**REQUIREMENTS**: Pull out every line with the word "STREFA" from the entries below.

**SUPPLIED RECORDS**:
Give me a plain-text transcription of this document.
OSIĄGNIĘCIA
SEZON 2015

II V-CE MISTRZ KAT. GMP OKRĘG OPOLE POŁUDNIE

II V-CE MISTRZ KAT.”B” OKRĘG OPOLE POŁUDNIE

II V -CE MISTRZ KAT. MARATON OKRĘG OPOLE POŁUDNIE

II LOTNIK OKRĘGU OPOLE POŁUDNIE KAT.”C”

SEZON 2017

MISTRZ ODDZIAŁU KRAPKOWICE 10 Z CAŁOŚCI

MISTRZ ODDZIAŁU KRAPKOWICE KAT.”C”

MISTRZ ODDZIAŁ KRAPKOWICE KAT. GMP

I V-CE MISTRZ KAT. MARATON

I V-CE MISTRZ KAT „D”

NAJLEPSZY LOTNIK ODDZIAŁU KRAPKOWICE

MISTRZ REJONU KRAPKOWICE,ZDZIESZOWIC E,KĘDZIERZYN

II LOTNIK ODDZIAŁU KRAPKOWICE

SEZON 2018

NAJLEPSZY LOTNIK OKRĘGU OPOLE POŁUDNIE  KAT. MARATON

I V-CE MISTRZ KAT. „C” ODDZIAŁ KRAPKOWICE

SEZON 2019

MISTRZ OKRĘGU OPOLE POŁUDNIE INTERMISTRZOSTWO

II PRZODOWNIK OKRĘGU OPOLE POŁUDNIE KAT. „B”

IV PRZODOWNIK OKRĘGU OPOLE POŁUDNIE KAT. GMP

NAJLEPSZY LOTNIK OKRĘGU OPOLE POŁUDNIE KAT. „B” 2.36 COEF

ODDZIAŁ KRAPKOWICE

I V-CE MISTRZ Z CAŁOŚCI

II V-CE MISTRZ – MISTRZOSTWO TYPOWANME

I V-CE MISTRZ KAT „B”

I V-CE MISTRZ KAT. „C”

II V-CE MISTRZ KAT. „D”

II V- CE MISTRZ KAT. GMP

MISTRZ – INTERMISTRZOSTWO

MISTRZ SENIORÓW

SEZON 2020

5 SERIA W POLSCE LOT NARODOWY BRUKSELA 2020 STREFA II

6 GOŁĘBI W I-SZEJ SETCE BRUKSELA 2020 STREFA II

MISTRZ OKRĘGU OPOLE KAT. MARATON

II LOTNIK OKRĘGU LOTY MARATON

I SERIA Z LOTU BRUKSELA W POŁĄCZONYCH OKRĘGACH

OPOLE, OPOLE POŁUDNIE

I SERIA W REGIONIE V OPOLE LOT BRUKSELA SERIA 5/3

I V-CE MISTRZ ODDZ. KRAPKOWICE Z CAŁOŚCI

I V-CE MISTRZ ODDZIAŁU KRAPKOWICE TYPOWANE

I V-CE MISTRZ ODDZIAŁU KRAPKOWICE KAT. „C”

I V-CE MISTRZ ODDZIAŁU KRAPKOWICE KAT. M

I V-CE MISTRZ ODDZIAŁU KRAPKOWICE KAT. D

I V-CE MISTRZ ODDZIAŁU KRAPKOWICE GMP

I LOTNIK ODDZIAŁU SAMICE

**RESPONSE TO THE TASK**:
5 SERIA W POLSCE LOT NARODOWY BRUKSELA 2020 STREFA II
6 GOŁĘBI W I-SZEJ SETCE BRUKSELA 2020 STREFA II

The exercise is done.